[WRITTEN EXERCISE] Copy out the listing that follows, exactly, without its pictures.

[DATA SUPPLIED]
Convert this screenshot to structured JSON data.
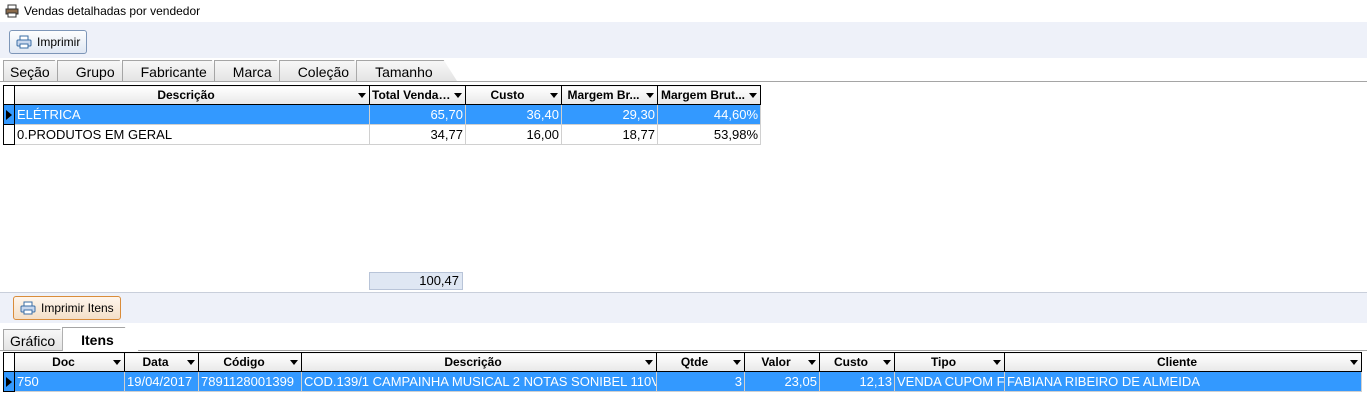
{
  "window": {
    "title": "Vendas detalhadas por vendedor",
    "icon": "printer-app-icon"
  },
  "toolbar": {
    "print_label": "Imprimir"
  },
  "top_tabs": [
    {
      "label": "Seção",
      "active": false
    },
    {
      "label": "Grupo",
      "active": false
    },
    {
      "label": "Fabricante",
      "active": false
    },
    {
      "label": "Marca",
      "active": false
    },
    {
      "label": "Coleção",
      "active": false
    },
    {
      "label": "Tamanho",
      "active": false
    }
  ],
  "summary_grid": {
    "columns": [
      "Descrição",
      "Total Vendas",
      "Custo",
      "Margem Br...",
      "Margem Brut..."
    ],
    "sort_indicator": "↓",
    "rows": [
      {
        "cells": [
          "ELÉTRICA",
          "65,70",
          "36,40",
          "29,30",
          "44,60%"
        ],
        "selected": true
      },
      {
        "cells": [
          "0.PRODUTOS EM GERAL",
          "34,77",
          "16,00",
          "18,77",
          "53,98%"
        ],
        "selected": false
      }
    ],
    "total": "100,47"
  },
  "items_toolbar": {
    "print_items_label": "Imprimir Itens"
  },
  "bottom_tabs": [
    {
      "label": "Gráfico",
      "active": false
    },
    {
      "label": "Itens",
      "active": true
    }
  ],
  "items_grid": {
    "columns": [
      "Doc",
      "Data",
      "Código",
      "Descrição",
      "Qtde",
      "Valor",
      "Custo",
      "Tipo",
      "Cliente"
    ],
    "rows": [
      {
        "cells": [
          "750",
          "19/04/2017",
          "7891128001399",
          "COD.139/1 CAMPAINHA MUSICAL 2 NOTAS SONIBEL 110V",
          "3",
          "23,05",
          "12,13",
          "VENDA CUPOM F",
          "FABIANA RIBEIRO DE ALMEIDA"
        ],
        "selected": true
      }
    ]
  },
  "colors": {
    "selection": "#3399ff",
    "panel": "#eef1f9"
  }
}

[THE SOLUTION]
Convert this screenshot to structured JSON data.
{
  "window": {
    "title": "Vendas detalhadas por vendedor",
    "icon": "printer-app-icon"
  },
  "toolbar": {
    "print_label": "Imprimir"
  },
  "top_tabs": [
    {
      "label": "Seção",
      "active": false
    },
    {
      "label": "Grupo",
      "active": false
    },
    {
      "label": "Fabricante",
      "active": false
    },
    {
      "label": "Marca",
      "active": false
    },
    {
      "label": "Coleção",
      "active": false
    },
    {
      "label": "Tamanho",
      "active": false
    }
  ],
  "summary_grid": {
    "columns": [
      "Descrição",
      "Total Vendas",
      "Custo",
      "Margem Br...",
      "Margem Brut..."
    ],
    "sort_indicator": "↓",
    "rows": [
      {
        "cells": [
          "ELÉTRICA",
          "65,70",
          "36,40",
          "29,30",
          "44,60%"
        ],
        "selected": true
      },
      {
        "cells": [
          "0.PRODUTOS EM GERAL",
          "34,77",
          "16,00",
          "18,77",
          "53,98%"
        ],
        "selected": false
      }
    ],
    "total": "100,47"
  },
  "items_toolbar": {
    "print_items_label": "Imprimir Itens"
  },
  "bottom_tabs": [
    {
      "label": "Gráfico",
      "active": false
    },
    {
      "label": "Itens",
      "active": true
    }
  ],
  "items_grid": {
    "columns": [
      "Doc",
      "Data",
      "Código",
      "Descrição",
      "Qtde",
      "Valor",
      "Custo",
      "Tipo",
      "Cliente"
    ],
    "rows": [
      {
        "cells": [
          "750",
          "19/04/2017",
          "7891128001399",
          "COD.139/1 CAMPAINHA MUSICAL 2 NOTAS SONIBEL 110V",
          "3",
          "23,05",
          "12,13",
          "VENDA CUPOM F",
          "FABIANA RIBEIRO DE ALMEIDA"
        ],
        "selected": true
      }
    ]
  },
  "colors": {
    "selection": "#3399ff",
    "panel": "#eef1f9"
  }
}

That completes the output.